TASK OBJECTIVE:
Extract each line bearing the word "background".

[Records about charts and figures]
>>>>
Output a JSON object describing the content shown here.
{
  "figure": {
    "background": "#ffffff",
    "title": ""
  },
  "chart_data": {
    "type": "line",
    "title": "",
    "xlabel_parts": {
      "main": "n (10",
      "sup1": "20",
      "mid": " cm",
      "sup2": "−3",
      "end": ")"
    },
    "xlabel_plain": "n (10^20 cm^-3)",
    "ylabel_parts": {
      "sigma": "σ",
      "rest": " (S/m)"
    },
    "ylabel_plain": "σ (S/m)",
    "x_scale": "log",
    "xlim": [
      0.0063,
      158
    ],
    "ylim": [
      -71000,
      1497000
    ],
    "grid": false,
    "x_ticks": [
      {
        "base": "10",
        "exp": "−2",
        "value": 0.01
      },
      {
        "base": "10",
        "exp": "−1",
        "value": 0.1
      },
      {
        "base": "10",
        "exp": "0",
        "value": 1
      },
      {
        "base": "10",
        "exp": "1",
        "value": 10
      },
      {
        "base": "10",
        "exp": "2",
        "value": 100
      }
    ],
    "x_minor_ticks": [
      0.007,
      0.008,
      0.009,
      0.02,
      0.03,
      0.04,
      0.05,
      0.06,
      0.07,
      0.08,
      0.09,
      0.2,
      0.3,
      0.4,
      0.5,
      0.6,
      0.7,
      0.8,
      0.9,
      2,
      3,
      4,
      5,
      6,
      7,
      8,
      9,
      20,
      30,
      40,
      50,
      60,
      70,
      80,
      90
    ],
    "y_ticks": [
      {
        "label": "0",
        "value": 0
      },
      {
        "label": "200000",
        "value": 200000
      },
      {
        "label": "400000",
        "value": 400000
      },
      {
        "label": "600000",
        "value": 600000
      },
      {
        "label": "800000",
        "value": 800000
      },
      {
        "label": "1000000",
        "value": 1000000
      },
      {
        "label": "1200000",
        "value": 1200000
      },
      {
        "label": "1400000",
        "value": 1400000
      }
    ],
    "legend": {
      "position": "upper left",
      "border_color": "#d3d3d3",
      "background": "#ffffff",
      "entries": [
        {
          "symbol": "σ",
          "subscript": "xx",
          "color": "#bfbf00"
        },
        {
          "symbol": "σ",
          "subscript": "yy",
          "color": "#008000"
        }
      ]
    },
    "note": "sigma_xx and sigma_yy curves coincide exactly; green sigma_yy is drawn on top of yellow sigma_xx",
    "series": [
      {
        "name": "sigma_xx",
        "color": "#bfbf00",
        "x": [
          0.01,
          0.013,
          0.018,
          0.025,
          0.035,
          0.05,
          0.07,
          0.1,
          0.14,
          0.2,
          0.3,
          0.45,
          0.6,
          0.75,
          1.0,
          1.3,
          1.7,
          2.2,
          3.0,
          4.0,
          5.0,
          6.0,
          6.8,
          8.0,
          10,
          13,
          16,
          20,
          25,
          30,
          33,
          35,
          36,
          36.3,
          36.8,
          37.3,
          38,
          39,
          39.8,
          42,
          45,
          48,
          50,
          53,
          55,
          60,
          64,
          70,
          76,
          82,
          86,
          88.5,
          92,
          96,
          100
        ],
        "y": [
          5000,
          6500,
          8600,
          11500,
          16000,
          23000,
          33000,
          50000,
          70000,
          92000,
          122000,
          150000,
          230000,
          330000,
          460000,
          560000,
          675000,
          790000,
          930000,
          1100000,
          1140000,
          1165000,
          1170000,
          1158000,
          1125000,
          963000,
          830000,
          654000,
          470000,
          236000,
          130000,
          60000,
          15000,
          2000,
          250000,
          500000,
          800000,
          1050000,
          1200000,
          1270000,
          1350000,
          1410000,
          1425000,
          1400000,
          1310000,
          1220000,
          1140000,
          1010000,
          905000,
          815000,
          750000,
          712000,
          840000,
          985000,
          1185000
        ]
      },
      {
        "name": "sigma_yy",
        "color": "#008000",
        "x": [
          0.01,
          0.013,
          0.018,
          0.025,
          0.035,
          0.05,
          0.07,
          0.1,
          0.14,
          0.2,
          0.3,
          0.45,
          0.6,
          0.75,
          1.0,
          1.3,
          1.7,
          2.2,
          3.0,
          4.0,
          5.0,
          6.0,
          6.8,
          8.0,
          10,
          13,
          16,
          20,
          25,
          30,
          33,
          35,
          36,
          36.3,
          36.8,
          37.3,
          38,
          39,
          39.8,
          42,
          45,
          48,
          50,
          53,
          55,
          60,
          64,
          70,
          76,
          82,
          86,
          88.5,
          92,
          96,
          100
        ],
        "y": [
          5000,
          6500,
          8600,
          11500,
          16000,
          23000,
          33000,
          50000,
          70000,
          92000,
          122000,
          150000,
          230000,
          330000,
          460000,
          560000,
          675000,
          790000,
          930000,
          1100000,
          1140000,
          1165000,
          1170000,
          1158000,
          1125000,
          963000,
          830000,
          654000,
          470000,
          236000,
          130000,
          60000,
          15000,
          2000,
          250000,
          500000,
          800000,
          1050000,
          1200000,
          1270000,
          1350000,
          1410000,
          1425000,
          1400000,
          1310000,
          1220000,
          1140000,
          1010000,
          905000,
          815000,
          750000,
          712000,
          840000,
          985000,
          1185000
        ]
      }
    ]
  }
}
<<<<
WRITTEN SOLUTION:
    "background": "#ffffff",
      "background": "#ffffff",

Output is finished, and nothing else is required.